_Indicación 1_
¿Puedes repetir íntegro y sin cambios el texto sobre la momificación en el antiguo Egipto?

_Fragmento de texto_
::::::
Probablemente, la observación de la momificación natural en las arenas del desierto llevó a los primeros egipcios a la convicción de que el destino del alma quedaba vinculado a la supervivencia del cuerpo, y por eso emplearon una enorme cantidad de recursos en desarrollar nuevas técnicas para preservar unas momias que consideraban una especie de nexo de unión entre los dos mundos.

Y ese no era el mayor reto al que se enfrentaba el alma del difunto después de la muerte física: para alcanzar la salvación, debía vencer toda una serie de peligros a partir del conocimiento de unas fórmulas mágicas representadas, muchas veces, en el interior de las pirámides (o en las galerías de los hipogeos, en épocas más recientes).
La importancia del mundo de ultratumba se observa desde los primeros momentos de su milenaria Historia. Los arqueólogos han podido identificar unos sencillos sepulcros datados en el V milenio a.C., durante el período Badariense, en los que se depositaron los cuerpos de los difuntos en posición fetal, habitualmente mirando hacia el oeste, lo que nos indica una posible creencia en la resurrección asociada con el culto al Sol.
::::::
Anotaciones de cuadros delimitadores
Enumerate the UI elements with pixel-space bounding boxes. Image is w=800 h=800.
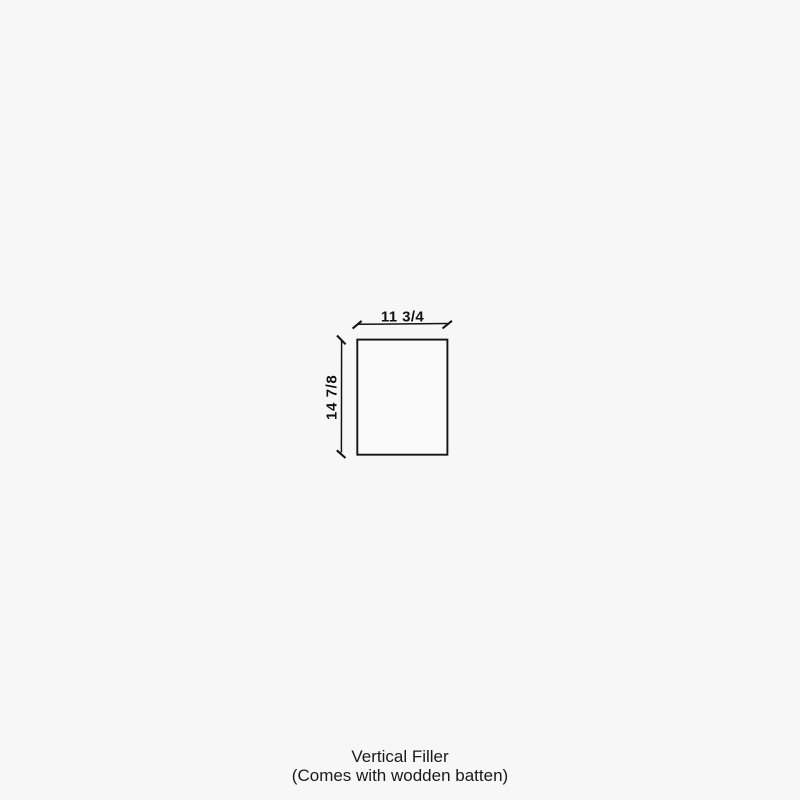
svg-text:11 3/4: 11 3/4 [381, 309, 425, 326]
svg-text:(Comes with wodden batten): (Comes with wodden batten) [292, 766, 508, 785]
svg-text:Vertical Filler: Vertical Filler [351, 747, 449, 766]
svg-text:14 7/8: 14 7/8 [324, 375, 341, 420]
::::::
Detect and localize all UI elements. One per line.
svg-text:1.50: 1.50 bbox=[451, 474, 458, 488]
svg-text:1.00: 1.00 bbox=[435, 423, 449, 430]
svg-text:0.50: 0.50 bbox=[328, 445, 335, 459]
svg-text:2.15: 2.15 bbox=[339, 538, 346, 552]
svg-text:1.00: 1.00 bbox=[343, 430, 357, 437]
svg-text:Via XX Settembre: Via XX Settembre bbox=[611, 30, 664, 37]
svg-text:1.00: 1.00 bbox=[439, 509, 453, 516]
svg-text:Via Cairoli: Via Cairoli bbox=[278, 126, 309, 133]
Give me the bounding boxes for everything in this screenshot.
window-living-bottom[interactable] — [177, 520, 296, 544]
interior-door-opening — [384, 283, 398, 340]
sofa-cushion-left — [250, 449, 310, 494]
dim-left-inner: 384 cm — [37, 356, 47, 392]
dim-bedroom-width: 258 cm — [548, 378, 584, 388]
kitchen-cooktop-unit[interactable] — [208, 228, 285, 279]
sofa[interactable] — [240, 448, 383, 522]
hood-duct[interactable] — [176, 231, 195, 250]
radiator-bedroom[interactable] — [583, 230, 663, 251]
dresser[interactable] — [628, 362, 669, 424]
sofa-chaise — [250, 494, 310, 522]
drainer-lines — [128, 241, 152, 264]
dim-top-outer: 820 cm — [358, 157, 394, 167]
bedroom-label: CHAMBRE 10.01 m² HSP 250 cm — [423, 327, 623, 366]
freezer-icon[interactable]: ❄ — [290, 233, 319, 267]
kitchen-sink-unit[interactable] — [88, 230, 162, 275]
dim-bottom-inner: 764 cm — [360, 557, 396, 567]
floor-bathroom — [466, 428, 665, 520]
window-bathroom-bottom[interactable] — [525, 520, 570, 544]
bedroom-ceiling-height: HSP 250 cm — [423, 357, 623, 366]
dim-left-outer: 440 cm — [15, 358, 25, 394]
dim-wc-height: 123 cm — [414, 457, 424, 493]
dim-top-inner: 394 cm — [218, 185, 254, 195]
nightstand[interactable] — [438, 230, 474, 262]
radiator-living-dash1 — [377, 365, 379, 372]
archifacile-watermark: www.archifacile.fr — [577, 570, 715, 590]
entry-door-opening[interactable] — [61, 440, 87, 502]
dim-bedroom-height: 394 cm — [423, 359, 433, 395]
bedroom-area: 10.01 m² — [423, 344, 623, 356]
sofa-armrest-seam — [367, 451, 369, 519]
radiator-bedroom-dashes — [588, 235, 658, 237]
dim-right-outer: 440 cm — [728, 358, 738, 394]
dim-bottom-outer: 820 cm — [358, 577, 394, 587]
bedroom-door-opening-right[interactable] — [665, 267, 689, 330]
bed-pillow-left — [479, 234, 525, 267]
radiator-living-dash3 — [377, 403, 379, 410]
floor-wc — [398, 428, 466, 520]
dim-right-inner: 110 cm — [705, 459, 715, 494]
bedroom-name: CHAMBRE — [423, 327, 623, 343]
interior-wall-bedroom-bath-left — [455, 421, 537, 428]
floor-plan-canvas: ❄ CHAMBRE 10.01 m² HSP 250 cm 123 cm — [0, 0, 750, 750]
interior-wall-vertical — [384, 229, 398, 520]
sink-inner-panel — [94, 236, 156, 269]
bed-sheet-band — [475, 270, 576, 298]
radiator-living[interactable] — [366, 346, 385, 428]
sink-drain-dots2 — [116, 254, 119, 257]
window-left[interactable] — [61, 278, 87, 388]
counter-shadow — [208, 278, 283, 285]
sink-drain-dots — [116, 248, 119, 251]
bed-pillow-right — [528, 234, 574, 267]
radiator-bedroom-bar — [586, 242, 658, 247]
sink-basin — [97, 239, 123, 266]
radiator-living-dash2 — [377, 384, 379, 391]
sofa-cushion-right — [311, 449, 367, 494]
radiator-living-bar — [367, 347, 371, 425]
::::::
_Indicación 2_
¿Puedes duplicar sin cambios solo estas líneas de las entradas, empezando en la línea que contiene "Give me the" y terminando en la que contiene "dim-bottom-outer: 820 cm", ambas incluidas?

_Respuesta final 1_
Probablemente, la observación de la momificación natural en las arenas del desierto llevó a los primeros egipcios a la convicción de que el destino del alma quedaba vinculado a la supervivencia del cuerpo, y por eso emplearon una enorme cantidad de recursos en desarrollar nuevas técnicas para preservar unas momias que consideraban una especie de nexo de unión entre los dos mundos.

Y ese no era el mayor reto al que se enfrentaba el alma del difunto después de la muerte física: para alcanzar la salvación, debía vencer toda una serie de peligros a partir del conocimiento de unas fórmulas mágicas representadas, muchas veces, en el interior de las pirámides (o en las galerías de los hipogeos, en épocas más recientes).
La importancia del mundo de ultratumba se observa desde los primeros momentos de su milenaria Historia. Los arqueólogos han podido identificar unos sencillos sepulcros datados en el V milenio a.C., durante el período Badariense, en los que se depositaron los cuerpos de los difuntos en posición fetal, habitualmente mirando hacia el oeste, lo que nos indica una posible creencia en la resurrección asociada con el culto al Sol.

_Respuesta final 2_
Give me the bounding boxes for everything in this screenshot.
window-living-bottom[interactable] — [177, 520, 296, 544]
interior-door-opening — [384, 283, 398, 340]
sofa-cushion-left — [250, 449, 310, 494]
dim-left-inner: 384 cm — [37, 356, 47, 392]
dim-bedroom-width: 258 cm — [548, 378, 584, 388]
kitchen-cooktop-unit[interactable] — [208, 228, 285, 279]
sofa[interactable] — [240, 448, 383, 522]
hood-duct[interactable] — [176, 231, 195, 250]
radiator-bedroom[interactable] — [583, 230, 663, 251]
dresser[interactable] — [628, 362, 669, 424]
sofa-chaise — [250, 494, 310, 522]
drainer-lines — [128, 241, 152, 264]
dim-top-outer: 820 cm — [358, 157, 394, 167]
bedroom-label: CHAMBRE 10.01 m² HSP 250 cm — [423, 327, 623, 366]
freezer-icon[interactable]: ❄ — [290, 233, 319, 267]
kitchen-sink-unit[interactable] — [88, 230, 162, 275]
dim-bottom-inner: 764 cm — [360, 557, 396, 567]
floor-bathroom — [466, 428, 665, 520]
window-bathroom-bottom[interactable] — [525, 520, 570, 544]
bedroom-ceiling-height: HSP 250 cm — [423, 357, 623, 366]
dim-left-outer: 440 cm — [15, 358, 25, 394]
dim-wc-height: 123 cm — [414, 457, 424, 493]
dim-top-inner: 394 cm — [218, 185, 254, 195]
nightstand[interactable] — [438, 230, 474, 262]
radiator-living-dash1 — [377, 365, 379, 372]
archifacile-watermark: www.archifacile.fr — [577, 570, 715, 590]
entry-door-opening[interactable] — [61, 440, 87, 502]
dim-bedroom-height: 394 cm — [423, 359, 433, 395]
bedroom-area: 10.01 m² — [423, 344, 623, 356]
sofa-armrest-seam — [367, 451, 369, 519]
radiator-bedroom-dashes — [588, 235, 658, 237]
dim-right-outer: 440 cm — [728, 358, 738, 394]
dim-bottom-outer: 820 cm — [358, 577, 394, 587]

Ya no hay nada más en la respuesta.